--- Start of RECORDS TO PROCESS ---
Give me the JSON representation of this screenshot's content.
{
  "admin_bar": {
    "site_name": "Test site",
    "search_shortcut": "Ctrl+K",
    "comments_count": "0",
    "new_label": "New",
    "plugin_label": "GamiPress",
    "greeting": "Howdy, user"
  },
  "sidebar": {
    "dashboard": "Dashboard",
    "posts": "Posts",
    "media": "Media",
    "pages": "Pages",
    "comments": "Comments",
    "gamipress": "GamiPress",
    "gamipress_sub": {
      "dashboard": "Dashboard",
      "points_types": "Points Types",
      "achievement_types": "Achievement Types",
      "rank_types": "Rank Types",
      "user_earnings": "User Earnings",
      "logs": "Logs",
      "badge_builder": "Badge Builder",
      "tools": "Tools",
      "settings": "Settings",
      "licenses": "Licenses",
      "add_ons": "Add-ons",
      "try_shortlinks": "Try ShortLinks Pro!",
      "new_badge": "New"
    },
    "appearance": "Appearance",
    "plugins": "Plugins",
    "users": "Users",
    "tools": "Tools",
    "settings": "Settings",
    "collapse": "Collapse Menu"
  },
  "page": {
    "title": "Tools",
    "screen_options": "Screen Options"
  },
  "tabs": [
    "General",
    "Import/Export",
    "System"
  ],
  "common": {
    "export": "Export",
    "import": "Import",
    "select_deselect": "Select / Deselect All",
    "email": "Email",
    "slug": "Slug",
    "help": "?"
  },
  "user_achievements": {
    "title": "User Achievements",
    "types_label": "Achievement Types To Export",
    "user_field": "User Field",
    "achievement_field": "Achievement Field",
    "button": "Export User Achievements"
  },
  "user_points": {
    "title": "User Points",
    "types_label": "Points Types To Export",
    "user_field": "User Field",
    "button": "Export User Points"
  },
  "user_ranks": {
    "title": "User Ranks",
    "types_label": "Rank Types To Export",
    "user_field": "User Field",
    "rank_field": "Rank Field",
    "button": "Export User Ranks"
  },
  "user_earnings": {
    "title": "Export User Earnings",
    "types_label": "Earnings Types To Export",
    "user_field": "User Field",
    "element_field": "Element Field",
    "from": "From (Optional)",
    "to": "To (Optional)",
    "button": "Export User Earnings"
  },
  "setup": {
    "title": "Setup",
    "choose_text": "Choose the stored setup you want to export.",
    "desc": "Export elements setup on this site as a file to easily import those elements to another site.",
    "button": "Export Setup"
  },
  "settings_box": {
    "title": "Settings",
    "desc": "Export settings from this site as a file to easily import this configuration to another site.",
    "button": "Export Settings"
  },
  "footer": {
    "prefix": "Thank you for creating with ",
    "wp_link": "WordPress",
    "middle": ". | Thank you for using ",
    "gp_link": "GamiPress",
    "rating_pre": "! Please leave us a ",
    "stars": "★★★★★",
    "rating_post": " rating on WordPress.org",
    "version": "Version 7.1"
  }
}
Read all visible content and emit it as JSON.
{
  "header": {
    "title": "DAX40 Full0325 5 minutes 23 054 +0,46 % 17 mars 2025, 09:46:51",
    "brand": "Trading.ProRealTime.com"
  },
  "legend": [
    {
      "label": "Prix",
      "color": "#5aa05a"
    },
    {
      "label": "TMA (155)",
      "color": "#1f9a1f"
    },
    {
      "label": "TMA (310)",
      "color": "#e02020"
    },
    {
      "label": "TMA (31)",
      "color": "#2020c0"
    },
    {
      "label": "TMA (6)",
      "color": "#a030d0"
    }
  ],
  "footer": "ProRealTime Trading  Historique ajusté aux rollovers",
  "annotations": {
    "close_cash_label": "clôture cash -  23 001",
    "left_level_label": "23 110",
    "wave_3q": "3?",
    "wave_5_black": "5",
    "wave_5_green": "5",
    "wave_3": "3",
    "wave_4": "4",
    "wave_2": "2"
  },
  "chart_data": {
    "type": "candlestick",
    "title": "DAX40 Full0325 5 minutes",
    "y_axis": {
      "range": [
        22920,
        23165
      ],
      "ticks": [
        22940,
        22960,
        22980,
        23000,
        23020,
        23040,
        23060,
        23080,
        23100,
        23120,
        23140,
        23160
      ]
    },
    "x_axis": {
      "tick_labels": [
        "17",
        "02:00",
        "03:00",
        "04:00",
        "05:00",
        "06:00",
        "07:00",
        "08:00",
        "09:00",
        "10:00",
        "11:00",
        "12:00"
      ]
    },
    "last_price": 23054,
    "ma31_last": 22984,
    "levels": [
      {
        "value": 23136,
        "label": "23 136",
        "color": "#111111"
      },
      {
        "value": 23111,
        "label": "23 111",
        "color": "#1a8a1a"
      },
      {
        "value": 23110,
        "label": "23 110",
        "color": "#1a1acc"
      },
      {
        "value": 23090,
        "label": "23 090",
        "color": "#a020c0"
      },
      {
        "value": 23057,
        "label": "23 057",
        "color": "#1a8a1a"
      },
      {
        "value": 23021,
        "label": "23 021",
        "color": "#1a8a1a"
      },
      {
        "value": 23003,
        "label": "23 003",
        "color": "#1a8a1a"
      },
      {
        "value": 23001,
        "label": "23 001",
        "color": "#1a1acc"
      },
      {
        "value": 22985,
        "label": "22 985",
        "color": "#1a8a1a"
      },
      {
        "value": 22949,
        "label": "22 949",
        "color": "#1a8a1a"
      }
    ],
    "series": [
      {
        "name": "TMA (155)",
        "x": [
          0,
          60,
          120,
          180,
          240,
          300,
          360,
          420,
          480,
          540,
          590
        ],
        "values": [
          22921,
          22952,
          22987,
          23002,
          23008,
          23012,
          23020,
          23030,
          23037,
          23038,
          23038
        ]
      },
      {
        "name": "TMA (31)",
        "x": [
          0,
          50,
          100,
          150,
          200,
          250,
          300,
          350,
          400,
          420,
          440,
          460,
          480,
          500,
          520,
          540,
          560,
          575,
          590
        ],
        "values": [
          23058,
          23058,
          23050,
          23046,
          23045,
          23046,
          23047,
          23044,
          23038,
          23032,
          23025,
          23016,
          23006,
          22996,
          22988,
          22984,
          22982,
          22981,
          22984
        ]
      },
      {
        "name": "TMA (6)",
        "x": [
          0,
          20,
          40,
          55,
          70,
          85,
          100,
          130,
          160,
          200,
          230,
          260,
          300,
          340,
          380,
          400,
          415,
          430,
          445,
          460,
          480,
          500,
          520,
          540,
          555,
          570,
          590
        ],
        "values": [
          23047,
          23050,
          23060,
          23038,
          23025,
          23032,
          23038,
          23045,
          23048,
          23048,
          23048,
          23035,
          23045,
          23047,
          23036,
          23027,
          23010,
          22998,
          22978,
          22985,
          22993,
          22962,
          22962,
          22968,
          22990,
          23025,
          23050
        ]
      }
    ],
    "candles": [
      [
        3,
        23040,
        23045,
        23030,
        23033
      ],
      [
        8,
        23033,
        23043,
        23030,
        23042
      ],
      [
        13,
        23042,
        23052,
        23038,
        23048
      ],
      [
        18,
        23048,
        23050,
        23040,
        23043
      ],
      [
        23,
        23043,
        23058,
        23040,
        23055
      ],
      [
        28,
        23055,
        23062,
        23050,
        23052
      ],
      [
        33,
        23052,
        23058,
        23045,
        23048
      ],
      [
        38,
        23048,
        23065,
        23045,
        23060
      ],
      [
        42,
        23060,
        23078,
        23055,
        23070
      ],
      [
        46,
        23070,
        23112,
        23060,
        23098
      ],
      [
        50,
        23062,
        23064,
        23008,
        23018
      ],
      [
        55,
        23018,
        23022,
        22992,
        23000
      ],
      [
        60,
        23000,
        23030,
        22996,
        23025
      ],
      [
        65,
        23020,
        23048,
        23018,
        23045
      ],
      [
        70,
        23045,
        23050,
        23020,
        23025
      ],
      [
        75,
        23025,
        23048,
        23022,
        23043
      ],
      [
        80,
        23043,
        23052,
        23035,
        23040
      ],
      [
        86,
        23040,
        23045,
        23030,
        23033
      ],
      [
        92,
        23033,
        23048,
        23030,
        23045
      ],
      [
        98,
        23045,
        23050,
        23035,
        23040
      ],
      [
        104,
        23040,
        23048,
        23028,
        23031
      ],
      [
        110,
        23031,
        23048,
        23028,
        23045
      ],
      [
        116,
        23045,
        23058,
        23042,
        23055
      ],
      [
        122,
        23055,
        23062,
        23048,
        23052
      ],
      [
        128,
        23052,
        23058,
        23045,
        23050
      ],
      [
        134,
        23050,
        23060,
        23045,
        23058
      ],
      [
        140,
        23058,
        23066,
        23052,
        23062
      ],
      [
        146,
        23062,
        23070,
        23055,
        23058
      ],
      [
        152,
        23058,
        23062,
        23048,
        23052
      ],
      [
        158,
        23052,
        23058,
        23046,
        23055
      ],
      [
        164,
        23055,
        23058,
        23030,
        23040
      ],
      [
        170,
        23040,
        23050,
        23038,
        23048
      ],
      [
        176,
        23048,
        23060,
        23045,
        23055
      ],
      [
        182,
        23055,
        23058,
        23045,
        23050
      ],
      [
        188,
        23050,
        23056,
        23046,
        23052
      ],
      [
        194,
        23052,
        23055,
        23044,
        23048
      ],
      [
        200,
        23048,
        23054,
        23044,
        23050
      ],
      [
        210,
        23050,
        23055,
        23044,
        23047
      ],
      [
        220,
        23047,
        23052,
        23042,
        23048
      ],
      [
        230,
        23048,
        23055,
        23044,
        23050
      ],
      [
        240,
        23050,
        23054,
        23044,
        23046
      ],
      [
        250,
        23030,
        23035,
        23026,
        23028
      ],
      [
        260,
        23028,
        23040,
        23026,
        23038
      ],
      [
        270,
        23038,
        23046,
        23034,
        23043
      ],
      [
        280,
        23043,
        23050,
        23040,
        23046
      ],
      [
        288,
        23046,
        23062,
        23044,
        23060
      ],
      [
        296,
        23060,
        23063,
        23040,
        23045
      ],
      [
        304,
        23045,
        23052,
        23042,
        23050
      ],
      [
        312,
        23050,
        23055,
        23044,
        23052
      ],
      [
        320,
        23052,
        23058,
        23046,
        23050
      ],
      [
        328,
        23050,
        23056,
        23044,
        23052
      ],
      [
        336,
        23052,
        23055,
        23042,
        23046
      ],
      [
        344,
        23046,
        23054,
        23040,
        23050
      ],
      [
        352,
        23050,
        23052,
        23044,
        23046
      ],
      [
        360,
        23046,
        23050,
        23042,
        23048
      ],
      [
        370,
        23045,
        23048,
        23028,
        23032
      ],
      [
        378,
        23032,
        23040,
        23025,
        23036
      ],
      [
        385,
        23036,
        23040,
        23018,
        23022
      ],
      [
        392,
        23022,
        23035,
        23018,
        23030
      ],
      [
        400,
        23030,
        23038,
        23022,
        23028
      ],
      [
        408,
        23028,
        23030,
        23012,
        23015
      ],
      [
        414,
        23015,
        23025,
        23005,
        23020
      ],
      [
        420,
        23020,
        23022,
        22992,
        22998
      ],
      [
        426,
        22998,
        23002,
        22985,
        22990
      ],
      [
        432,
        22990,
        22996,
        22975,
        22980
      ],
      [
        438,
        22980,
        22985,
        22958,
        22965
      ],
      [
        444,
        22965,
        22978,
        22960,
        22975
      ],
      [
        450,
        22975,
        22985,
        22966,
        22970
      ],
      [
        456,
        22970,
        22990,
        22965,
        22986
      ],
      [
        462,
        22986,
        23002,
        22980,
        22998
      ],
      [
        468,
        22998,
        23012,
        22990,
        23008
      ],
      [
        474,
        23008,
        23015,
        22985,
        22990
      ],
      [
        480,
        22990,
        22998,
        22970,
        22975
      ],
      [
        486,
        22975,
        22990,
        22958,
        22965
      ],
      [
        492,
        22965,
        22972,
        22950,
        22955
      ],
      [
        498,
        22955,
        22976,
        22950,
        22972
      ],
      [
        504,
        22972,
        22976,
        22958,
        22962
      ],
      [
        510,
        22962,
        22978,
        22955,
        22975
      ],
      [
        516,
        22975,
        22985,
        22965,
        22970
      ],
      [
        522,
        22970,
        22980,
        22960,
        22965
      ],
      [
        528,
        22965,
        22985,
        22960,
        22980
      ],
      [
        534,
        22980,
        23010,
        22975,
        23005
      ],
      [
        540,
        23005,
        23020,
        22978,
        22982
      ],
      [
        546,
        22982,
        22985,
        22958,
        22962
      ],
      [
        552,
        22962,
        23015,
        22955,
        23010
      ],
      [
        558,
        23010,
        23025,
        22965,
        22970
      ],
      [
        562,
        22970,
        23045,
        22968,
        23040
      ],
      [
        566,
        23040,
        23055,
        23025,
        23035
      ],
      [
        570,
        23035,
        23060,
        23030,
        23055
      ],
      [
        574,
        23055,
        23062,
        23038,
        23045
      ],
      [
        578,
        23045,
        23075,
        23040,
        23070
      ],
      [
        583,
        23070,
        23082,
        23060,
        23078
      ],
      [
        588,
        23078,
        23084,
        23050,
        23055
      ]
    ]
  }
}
--- End of RECORDS TO PROCESS ---
## EXERCISE PROMPT
Lines in the records that hold the word "JSON" are to be counted; give only the total.

## PROBLEM SOLUTION
2